-- START OF ENTRIES PROVIDED --
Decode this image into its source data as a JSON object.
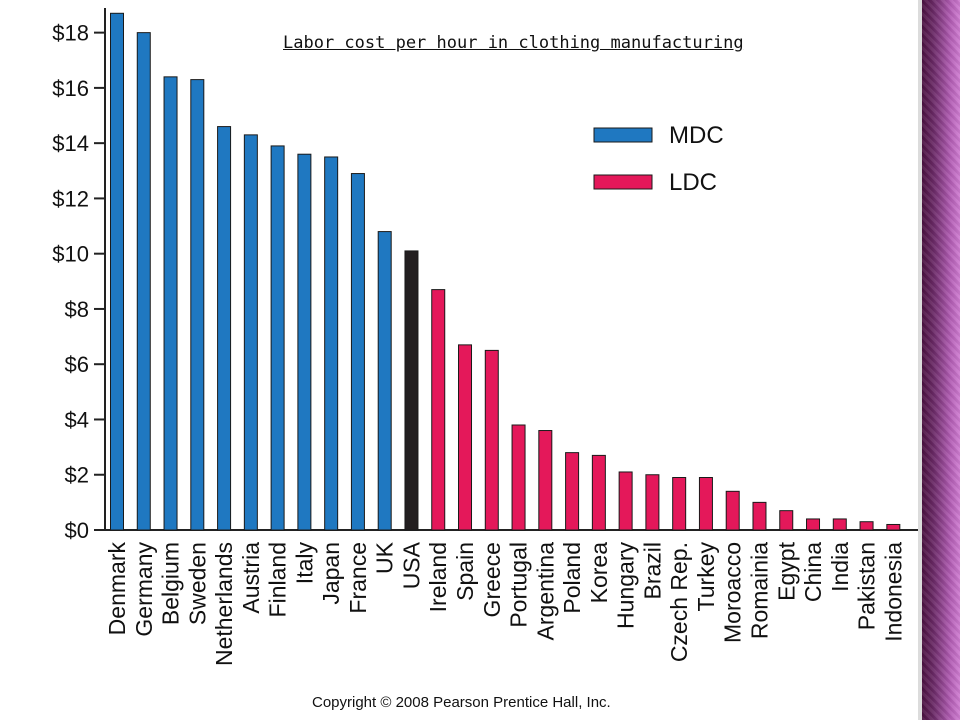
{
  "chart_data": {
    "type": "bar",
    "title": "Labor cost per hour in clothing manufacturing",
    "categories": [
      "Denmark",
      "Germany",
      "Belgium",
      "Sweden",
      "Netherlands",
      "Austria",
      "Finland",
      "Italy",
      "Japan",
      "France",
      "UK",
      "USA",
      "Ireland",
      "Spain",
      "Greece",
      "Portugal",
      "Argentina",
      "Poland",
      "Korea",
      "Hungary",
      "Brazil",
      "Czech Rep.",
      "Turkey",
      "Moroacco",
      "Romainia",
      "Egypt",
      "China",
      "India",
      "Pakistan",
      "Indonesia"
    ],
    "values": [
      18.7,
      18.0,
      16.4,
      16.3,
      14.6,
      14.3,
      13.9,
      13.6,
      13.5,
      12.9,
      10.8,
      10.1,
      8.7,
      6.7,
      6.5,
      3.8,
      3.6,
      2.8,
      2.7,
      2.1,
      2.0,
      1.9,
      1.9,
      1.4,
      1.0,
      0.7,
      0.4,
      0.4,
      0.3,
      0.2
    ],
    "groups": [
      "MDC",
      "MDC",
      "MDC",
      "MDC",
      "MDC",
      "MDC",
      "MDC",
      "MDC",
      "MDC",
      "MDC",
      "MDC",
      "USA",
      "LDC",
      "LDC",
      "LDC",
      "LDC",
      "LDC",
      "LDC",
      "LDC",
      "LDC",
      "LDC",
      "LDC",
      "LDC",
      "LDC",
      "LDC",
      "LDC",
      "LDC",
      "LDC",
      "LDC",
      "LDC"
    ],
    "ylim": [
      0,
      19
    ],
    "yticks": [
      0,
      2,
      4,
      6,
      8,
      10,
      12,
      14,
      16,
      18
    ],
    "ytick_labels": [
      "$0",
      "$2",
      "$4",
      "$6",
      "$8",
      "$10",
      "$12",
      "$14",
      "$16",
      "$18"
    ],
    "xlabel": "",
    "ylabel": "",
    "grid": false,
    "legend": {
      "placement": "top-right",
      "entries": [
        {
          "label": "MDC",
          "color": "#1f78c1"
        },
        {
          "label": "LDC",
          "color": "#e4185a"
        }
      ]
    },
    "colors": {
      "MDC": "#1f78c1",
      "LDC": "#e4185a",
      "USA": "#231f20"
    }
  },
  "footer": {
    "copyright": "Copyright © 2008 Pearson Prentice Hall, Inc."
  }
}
-- END OF ENTRIES PROVIDED --
-- START OF ENTRIES PROVIDED --
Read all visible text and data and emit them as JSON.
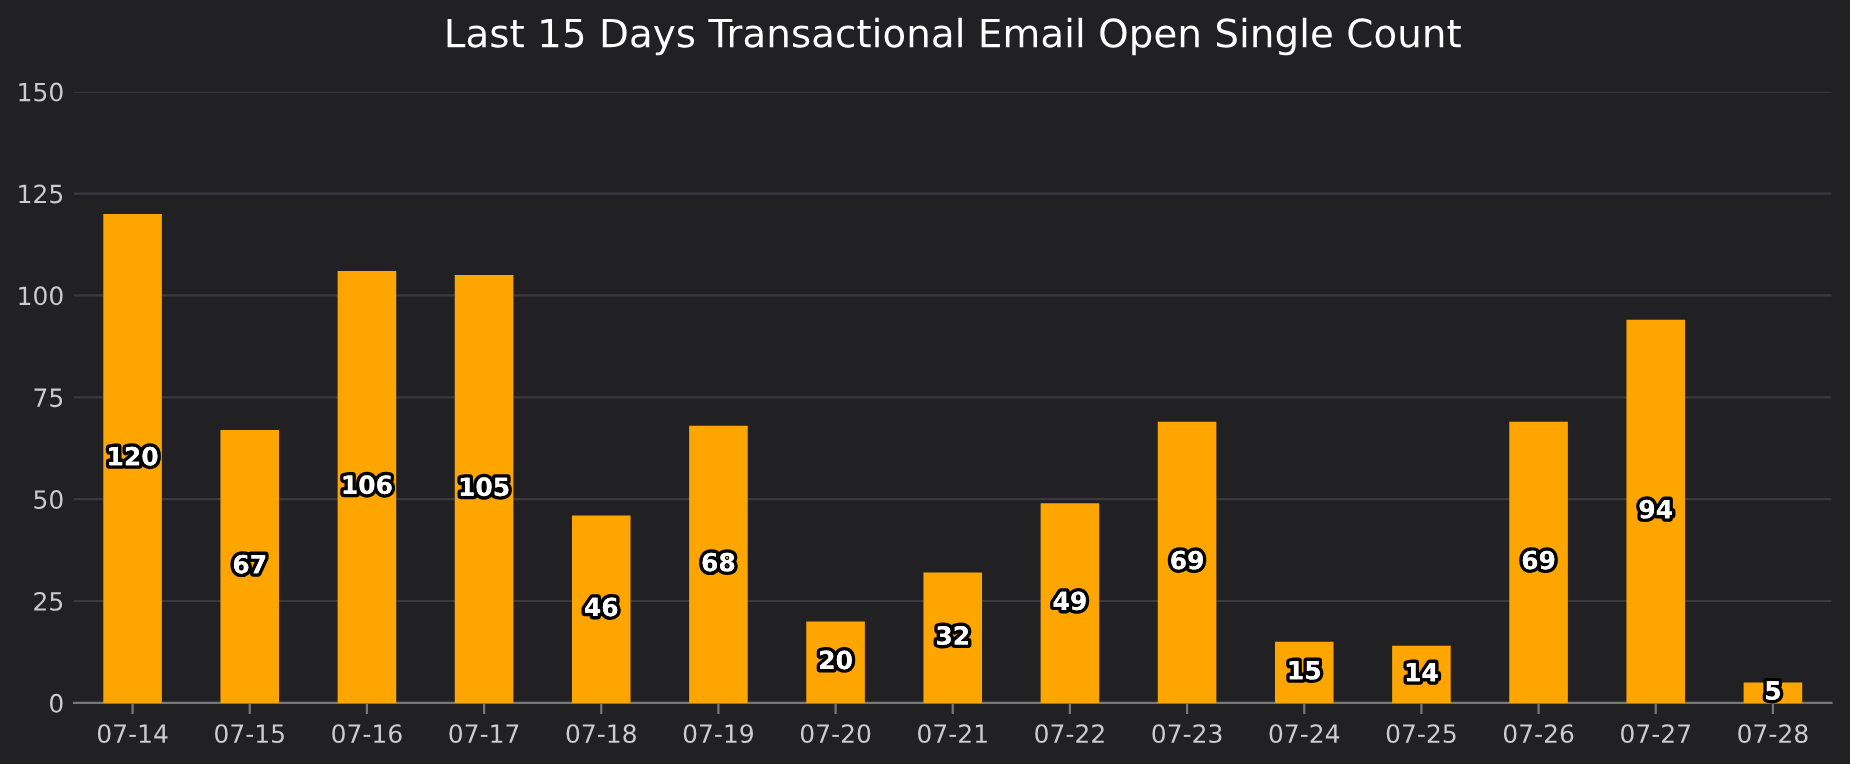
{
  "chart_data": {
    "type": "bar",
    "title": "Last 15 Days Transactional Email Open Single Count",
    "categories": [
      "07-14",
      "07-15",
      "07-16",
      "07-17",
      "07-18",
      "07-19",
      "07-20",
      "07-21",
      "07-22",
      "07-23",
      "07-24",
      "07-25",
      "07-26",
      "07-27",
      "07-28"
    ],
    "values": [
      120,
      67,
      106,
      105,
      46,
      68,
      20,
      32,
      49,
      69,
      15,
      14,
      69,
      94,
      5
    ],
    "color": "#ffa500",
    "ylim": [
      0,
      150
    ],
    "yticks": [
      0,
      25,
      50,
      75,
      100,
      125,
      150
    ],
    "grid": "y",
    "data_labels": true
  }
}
-- END OF ENTRIES PROVIDED --
## WORK INSTRUCTIONS
Looking at the entries above, say how many lines contain the word "JSON". Only the number is wanted.

## COMPLETE RESPONSE
2